**EXERCISE AIM**:
Your answer should be one number: how many lines of the data include the string "title"?
=== RECORD LIST ===
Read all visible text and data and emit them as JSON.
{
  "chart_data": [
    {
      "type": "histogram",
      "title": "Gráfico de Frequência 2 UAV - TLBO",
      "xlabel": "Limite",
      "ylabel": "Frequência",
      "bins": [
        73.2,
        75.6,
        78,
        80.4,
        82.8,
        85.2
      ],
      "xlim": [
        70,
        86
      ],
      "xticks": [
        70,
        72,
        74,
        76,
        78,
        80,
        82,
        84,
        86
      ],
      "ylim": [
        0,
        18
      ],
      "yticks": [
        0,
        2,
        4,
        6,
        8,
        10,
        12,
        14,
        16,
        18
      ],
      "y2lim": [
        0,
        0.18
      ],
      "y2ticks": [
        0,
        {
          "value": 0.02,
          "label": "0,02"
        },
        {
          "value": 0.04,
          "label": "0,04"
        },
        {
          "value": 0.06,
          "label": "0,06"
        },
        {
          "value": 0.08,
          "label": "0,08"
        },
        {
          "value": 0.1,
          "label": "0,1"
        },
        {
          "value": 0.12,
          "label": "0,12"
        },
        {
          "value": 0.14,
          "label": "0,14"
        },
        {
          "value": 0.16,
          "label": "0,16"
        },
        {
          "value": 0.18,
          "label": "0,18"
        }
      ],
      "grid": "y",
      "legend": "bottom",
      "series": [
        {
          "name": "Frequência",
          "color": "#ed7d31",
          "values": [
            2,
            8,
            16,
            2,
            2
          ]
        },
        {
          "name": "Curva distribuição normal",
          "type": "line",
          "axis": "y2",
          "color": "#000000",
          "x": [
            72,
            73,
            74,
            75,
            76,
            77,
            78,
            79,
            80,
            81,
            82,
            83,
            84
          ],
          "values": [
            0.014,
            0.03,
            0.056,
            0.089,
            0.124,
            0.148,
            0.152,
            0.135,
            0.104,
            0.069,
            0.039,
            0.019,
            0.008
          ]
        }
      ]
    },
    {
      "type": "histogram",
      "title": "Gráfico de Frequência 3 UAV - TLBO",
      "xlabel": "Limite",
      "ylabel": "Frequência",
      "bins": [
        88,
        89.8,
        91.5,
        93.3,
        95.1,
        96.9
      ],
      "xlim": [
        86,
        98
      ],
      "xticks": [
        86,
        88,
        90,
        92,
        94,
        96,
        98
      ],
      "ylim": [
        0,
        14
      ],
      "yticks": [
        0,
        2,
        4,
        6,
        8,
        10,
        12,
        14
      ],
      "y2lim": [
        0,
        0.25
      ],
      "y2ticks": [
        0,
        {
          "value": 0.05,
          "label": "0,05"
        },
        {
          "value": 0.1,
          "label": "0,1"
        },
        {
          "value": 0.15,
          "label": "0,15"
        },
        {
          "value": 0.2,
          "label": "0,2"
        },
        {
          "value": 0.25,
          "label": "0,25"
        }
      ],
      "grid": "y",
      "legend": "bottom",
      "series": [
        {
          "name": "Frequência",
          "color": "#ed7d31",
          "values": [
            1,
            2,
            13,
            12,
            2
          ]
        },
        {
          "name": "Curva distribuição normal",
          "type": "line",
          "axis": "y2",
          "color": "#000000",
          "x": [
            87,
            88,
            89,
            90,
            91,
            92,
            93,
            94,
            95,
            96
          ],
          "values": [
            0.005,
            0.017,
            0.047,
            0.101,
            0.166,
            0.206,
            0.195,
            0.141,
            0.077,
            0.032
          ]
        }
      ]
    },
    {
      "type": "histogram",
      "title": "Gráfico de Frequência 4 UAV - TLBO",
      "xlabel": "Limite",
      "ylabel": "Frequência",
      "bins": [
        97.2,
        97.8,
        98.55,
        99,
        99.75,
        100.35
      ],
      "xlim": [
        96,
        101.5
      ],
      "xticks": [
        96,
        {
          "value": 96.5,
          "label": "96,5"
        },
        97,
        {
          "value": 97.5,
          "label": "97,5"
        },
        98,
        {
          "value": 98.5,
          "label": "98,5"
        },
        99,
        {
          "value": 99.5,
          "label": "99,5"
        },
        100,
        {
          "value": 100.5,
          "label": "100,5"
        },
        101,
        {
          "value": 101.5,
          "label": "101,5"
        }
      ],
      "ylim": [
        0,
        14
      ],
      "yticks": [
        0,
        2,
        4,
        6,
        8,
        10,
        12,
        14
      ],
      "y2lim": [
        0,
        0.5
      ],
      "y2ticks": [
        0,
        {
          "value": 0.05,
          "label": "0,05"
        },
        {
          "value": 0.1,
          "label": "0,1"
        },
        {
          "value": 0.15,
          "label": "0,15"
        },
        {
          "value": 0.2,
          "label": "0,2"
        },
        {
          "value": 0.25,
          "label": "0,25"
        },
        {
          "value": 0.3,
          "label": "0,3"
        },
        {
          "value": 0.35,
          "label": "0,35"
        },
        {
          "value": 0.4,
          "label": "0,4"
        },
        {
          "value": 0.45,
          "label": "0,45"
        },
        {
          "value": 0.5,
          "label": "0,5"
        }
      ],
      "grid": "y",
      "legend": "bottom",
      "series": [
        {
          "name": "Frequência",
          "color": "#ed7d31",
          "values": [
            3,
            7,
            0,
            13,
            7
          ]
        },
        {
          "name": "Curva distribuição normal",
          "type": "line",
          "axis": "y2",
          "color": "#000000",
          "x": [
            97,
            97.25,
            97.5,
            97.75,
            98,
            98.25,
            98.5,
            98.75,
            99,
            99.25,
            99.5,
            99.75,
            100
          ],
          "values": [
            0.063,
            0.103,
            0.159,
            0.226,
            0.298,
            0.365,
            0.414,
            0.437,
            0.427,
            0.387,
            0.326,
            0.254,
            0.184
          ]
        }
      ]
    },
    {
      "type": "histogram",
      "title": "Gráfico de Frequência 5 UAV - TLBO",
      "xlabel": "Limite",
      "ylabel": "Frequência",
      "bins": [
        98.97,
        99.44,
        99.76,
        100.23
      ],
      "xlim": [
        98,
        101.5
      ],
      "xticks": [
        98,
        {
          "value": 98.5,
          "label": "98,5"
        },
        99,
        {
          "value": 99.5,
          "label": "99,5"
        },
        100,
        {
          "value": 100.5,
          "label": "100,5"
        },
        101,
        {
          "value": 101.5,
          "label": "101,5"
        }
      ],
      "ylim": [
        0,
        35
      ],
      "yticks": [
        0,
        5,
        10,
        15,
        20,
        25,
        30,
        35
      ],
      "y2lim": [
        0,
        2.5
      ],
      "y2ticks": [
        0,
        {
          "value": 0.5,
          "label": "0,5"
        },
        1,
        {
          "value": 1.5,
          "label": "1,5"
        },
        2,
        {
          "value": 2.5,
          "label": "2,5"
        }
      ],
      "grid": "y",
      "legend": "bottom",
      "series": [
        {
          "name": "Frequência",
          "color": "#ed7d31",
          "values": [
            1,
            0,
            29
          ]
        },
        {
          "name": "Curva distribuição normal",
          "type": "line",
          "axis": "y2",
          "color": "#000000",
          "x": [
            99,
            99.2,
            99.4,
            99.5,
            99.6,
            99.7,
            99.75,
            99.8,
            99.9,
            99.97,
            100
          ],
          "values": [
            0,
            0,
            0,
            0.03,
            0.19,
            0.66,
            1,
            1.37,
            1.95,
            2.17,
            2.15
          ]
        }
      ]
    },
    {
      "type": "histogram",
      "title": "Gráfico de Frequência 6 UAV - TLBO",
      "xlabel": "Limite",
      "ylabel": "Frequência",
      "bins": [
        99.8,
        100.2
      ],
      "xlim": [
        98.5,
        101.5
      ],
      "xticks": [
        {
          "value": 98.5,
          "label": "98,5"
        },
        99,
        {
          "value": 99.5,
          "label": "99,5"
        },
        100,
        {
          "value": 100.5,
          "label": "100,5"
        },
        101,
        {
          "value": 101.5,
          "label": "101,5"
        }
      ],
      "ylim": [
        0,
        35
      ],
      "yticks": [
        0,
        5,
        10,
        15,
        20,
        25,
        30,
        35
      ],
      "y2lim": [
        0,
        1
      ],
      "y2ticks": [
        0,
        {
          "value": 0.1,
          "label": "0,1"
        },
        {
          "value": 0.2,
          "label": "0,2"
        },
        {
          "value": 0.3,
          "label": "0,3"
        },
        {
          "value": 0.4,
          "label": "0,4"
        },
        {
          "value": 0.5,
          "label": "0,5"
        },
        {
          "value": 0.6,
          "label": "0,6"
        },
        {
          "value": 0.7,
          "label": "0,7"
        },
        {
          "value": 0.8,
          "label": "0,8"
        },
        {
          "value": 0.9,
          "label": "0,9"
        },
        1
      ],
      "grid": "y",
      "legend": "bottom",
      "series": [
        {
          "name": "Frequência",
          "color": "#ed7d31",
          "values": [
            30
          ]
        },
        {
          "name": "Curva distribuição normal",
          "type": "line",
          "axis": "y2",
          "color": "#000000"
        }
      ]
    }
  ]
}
===
**FULL SOLUTION**:
5